■ **PROBLEM REQUIREMENTS**:
Find and copy every line in the records that includes the string "данных".

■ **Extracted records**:
★ ★ ★

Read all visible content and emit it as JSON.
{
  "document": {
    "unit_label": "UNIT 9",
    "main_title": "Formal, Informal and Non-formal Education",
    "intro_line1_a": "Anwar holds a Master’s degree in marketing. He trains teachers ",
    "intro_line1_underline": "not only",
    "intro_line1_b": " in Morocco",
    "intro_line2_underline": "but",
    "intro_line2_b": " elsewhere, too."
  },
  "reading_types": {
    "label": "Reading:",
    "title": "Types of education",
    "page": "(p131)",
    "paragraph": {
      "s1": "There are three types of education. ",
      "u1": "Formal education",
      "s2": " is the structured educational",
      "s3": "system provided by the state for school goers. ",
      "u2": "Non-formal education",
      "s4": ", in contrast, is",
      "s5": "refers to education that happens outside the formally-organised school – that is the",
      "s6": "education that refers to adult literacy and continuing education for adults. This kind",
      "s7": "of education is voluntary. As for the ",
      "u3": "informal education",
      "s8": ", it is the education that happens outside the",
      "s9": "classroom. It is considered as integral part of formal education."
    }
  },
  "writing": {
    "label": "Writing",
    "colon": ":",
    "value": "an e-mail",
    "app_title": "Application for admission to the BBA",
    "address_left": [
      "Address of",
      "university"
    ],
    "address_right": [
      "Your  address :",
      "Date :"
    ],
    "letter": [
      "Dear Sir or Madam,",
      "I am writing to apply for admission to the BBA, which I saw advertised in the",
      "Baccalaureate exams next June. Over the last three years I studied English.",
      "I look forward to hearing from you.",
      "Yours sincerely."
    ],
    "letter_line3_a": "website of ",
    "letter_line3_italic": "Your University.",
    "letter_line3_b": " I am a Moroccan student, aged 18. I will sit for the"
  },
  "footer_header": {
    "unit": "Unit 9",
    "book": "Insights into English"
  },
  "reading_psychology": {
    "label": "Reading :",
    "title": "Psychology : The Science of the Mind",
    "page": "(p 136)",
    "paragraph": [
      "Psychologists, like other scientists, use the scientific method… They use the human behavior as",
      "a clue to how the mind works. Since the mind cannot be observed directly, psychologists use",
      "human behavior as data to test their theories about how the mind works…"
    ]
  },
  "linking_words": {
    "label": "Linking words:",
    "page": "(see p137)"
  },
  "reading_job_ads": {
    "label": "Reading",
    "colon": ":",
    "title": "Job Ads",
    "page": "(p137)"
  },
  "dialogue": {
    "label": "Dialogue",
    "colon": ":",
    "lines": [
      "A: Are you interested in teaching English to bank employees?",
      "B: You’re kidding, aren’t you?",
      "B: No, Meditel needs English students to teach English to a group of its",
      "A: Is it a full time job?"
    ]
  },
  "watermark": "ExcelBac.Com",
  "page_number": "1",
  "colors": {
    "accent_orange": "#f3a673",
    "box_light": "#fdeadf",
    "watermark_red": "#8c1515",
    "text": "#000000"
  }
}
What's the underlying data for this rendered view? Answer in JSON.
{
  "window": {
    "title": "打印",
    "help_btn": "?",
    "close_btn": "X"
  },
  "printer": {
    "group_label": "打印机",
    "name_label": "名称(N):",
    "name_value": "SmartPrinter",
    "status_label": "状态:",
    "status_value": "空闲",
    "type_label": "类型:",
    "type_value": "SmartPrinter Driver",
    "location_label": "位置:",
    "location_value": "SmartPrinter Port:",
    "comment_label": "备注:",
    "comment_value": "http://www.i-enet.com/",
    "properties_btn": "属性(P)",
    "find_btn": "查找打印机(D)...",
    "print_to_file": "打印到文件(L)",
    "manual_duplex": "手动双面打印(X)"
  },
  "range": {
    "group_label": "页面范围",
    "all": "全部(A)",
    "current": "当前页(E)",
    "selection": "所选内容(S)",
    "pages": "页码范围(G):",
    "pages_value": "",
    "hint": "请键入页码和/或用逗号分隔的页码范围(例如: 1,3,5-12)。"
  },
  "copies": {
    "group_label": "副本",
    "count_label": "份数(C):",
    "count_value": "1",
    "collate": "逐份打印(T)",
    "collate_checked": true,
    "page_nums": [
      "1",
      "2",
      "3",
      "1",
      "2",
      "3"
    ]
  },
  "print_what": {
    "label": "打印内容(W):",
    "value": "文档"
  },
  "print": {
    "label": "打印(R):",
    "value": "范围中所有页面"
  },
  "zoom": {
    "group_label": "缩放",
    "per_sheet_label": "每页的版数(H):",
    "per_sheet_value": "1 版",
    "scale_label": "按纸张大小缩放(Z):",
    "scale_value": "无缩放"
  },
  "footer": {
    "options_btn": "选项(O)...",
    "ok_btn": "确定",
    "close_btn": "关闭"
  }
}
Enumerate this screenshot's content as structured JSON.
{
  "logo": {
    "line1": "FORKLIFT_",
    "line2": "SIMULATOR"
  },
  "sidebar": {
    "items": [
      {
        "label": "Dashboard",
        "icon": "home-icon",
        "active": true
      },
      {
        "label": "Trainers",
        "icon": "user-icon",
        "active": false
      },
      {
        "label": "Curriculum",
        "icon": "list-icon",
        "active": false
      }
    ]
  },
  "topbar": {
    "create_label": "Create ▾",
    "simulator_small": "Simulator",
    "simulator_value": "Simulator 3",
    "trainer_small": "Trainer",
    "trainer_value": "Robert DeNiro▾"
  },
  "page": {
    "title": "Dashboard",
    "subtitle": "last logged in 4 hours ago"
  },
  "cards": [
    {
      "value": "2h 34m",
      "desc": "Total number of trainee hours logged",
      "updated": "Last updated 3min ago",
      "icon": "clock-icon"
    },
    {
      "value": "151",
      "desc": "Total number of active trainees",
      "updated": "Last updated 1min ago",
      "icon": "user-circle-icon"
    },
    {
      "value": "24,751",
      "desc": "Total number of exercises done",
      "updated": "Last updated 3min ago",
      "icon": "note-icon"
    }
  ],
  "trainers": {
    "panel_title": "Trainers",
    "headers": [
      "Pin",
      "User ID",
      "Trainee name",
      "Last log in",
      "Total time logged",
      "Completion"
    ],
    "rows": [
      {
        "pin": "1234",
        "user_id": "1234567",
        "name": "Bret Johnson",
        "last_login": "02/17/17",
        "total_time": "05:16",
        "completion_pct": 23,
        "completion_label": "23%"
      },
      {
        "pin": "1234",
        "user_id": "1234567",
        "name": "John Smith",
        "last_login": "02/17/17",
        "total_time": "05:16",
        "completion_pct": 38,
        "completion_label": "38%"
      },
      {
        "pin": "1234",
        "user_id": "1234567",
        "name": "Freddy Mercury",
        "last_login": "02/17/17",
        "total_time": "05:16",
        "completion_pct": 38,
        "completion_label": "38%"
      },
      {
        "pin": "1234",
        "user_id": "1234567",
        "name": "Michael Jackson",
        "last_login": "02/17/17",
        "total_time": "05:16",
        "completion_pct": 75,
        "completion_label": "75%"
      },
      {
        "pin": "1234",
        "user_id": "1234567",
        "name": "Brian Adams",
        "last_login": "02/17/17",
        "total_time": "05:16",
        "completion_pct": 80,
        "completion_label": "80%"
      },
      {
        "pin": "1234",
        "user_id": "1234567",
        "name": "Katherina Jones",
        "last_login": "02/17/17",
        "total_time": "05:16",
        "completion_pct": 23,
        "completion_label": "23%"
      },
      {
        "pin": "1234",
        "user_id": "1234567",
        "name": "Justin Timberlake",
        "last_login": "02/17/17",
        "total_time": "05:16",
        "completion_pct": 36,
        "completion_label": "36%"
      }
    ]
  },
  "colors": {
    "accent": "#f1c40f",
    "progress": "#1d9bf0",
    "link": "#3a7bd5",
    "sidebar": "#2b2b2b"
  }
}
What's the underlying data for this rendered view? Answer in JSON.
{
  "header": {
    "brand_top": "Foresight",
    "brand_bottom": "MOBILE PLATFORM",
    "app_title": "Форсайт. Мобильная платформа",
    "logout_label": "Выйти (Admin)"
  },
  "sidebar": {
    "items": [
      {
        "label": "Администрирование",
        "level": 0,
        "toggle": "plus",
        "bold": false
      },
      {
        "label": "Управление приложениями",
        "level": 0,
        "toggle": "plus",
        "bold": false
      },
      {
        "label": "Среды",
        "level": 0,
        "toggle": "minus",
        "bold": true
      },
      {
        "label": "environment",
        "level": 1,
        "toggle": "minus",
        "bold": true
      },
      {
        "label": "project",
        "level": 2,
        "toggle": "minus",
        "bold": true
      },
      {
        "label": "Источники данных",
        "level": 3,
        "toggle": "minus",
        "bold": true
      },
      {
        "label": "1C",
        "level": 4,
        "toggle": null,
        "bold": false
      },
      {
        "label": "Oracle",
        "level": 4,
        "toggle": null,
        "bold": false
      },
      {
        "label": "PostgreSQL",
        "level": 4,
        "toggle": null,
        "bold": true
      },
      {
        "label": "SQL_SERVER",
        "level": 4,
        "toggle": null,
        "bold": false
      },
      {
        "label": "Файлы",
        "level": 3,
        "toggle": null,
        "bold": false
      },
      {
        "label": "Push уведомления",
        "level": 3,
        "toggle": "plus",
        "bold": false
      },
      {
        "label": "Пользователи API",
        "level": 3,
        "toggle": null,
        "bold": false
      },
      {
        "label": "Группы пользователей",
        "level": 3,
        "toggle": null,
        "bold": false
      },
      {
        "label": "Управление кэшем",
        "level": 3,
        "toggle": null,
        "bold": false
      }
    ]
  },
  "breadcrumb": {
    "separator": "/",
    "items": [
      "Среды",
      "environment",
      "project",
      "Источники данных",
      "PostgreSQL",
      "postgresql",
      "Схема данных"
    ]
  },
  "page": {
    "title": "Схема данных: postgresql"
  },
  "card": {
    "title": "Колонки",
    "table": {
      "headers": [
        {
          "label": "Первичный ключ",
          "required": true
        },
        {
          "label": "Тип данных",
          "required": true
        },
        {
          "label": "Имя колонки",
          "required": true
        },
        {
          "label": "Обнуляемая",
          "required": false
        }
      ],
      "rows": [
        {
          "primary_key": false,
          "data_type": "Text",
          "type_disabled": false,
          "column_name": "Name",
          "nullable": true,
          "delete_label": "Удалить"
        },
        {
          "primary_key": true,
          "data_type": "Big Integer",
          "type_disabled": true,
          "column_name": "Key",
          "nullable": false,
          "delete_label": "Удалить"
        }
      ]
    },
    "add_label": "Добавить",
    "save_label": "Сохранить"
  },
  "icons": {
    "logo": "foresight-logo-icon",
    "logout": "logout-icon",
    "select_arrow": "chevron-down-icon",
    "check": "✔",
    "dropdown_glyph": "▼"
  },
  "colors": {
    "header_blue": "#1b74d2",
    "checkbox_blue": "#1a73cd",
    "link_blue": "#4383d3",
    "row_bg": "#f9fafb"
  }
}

★ ★ ★

■ **TASK RESULT**:
        "label": "Источники данных",
      "Источники данных",
      "Схема данных"
    "title": "Схема данных: postgresql"
          "label": "Тип данных",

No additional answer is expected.